Prompt - All of the material below is to be repeated exactly.

-*-*-

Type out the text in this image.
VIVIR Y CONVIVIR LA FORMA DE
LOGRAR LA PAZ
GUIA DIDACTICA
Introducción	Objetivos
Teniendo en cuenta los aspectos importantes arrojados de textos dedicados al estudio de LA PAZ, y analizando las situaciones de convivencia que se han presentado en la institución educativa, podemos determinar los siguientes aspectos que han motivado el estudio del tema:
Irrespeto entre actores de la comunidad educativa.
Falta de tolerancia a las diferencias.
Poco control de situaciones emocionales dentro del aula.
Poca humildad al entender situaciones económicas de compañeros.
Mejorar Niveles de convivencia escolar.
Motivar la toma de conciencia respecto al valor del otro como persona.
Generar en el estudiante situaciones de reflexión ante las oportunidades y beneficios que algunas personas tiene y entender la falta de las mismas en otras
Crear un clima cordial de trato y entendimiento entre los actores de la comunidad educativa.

-*-*-

Output of the exercise -
Type out the text in this image.
VIVIR Y CONVIVIR LA FORMA DE
LOGRAR LA PAZ
GUIA DIDACTICA
Introducción	Objetivos
Teniendo en cuenta los aspectos importantes arrojados de textos dedicados al estudio de LA PAZ, y analizando las situaciones de convivencia que se han presentado en la institución educativa, podemos determinar los siguientes aspectos que han motivado el estudio del tema:
Irrespeto entre actores de la comunidad educativa.
Falta de tolerancia a las diferencias.
Poco control de situaciones emocionales dentro del aula.
Poca humildad al entender situaciones económicas de compañeros.
Mejorar Niveles de convivencia escolar.
Motivar la toma de conciencia respecto al valor del otro como persona.
Generar en el estudiante situaciones de reflexión ante las oportunidades y beneficios que algunas personas tiene y entender la falta de las mismas en otras
Crear un clima cordial de trato y entendimiento entre los actores de la comunidad educativa.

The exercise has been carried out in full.